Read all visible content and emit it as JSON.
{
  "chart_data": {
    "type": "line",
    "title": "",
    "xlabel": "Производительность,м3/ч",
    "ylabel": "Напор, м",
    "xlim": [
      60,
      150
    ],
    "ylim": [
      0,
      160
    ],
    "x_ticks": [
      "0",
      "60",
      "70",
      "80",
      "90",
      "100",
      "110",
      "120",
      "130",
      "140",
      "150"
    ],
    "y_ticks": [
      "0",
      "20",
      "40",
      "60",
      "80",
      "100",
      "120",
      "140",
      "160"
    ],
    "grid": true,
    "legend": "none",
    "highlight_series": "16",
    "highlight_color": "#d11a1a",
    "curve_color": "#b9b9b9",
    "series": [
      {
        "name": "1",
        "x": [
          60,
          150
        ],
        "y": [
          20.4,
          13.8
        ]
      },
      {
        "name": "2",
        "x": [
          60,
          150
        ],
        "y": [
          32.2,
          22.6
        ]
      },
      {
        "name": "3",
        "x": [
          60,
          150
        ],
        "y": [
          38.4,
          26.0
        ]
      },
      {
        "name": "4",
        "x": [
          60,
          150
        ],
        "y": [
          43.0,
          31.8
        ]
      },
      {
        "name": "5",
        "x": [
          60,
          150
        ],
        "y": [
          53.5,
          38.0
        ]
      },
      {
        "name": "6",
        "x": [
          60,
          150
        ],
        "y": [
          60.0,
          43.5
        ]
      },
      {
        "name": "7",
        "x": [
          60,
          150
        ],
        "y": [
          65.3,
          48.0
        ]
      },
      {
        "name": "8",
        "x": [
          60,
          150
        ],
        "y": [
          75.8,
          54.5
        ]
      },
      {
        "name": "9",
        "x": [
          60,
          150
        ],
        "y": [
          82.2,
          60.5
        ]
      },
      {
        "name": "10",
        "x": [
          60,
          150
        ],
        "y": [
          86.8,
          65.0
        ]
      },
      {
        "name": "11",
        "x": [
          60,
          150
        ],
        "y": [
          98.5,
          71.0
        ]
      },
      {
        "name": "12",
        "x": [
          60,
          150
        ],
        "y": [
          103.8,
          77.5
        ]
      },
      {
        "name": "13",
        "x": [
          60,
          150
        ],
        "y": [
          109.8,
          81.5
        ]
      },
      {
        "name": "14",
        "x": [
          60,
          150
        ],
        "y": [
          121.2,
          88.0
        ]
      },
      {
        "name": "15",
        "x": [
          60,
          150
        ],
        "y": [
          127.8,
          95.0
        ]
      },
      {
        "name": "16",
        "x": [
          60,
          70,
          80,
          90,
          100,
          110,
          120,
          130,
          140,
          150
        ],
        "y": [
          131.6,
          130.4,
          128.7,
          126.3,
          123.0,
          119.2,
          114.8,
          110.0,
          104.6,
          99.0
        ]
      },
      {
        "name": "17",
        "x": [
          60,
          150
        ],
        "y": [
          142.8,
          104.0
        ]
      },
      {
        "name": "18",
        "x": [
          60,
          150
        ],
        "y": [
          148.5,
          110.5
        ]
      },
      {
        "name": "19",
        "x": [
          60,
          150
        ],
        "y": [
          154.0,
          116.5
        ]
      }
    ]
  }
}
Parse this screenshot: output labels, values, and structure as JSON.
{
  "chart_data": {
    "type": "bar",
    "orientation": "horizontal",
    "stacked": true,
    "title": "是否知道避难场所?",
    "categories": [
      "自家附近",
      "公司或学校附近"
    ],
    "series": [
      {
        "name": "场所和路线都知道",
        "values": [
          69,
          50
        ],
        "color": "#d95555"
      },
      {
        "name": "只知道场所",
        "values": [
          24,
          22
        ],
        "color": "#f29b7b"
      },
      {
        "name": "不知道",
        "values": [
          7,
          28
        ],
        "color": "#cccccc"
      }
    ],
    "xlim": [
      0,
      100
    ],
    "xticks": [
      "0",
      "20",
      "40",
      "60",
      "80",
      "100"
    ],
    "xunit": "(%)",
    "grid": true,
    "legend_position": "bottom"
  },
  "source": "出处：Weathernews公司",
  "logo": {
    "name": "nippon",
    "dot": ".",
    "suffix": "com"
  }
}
——
**DESCRIPTION OF THE TASK**. Scan the lines for the string "JSON". Pick out every line that has it.

**OUTPUT FOR THIS EXERCISE**.
Read all visible content and emit it as JSON.
Parse this screenshot: output labels, values, and structure as JSON.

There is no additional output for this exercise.